▸ Given request
Repeat all of the data precisely.

▸ Given data
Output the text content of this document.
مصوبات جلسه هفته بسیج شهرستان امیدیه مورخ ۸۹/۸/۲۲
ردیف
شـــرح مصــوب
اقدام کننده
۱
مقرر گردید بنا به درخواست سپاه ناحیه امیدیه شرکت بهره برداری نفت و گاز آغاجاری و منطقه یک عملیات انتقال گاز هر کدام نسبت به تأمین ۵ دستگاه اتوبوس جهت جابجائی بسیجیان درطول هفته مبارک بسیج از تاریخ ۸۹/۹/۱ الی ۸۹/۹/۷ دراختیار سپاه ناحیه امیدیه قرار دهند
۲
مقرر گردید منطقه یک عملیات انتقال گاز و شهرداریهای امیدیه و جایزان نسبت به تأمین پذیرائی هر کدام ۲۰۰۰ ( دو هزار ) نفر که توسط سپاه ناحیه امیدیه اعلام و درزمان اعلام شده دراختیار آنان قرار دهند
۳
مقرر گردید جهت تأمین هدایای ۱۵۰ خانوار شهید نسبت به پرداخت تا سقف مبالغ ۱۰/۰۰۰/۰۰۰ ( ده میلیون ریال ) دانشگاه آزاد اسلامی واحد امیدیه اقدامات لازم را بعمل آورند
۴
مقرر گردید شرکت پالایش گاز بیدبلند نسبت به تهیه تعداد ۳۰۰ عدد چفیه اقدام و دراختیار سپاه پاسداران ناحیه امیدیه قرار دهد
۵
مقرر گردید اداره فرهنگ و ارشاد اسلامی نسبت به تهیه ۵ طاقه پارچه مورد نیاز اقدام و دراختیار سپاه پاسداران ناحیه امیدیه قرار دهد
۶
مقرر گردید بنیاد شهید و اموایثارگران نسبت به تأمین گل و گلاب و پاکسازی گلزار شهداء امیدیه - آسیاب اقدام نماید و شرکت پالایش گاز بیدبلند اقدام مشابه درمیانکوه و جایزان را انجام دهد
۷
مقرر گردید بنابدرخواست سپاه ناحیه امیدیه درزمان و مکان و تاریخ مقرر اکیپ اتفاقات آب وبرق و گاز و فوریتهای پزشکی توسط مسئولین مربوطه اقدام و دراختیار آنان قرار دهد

▸ Answer to the exercise
Output the text content of this document.
مصوبات جلسه هفته بسیج شهرستان امیدیه مورخ ۸۹/۸/۲۲
ردیف
شـــرح مصــوب
اقدام کننده
۱
مقرر گردید بنا به درخواست سپاه ناحیه امیدیه شرکت بهره برداری نفت و گاز آغاجاری و منطقه یک عملیات انتقال گاز هر کدام نسبت به تأمین ۵ دستگاه اتوبوس جهت جابجائی بسیجیان درطول هفته مبارک بسیج از تاریخ ۸۹/۹/۱ الی ۸۹/۹/۷ دراختیار سپاه ناحیه امیدیه قرار دهند
۲
مقرر گردید منطقه یک عملیات انتقال گاز و شهرداریهای امیدیه و جایزان نسبت به تأمین پذیرائی هر کدام ۲۰۰۰ ( دو هزار ) نفر که توسط سپاه ناحیه امیدیه اعلام و درزمان اعلام شده دراختیار آنان قرار دهند
۳
مقرر گردید جهت تأمین هدایای ۱۵۰ خانوار شهید نسبت به پرداخت تا سقف مبالغ ۱۰/۰۰۰/۰۰۰ ( ده میلیون ریال ) دانشگاه آزاد اسلامی واحد امیدیه اقدامات لازم را بعمل آورند
۴
مقرر گردید شرکت پالایش گاز بیدبلند نسبت به تهیه تعداد ۳۰۰ عدد چفیه اقدام و دراختیار سپاه پاسداران ناحیه امیدیه قرار دهد
۵
مقرر گردید اداره فرهنگ و ارشاد اسلامی نسبت به تهیه ۵ طاقه پارچه مورد نیاز اقدام و دراختیار سپاه پاسداران ناحیه امیدیه قرار دهد
۶
مقرر گردید بنیاد شهید و اموایثارگران نسبت به تأمین گل و گلاب و پاکسازی گلزار شهداء امیدیه - آسیاب اقدام نماید و شرکت پالایش گاز بیدبلند اقدام مشابه درمیانکوه و جایزان را انجام دهد
۷
مقرر گردید بنابدرخواست سپاه ناحیه امیدیه درزمان و مکان و تاریخ مقرر اکیپ اتفاقات آب وبرق و گاز و فوریتهای پزشکی توسط مسئولین مربوطه اقدام و دراختیار آنان قرار دهد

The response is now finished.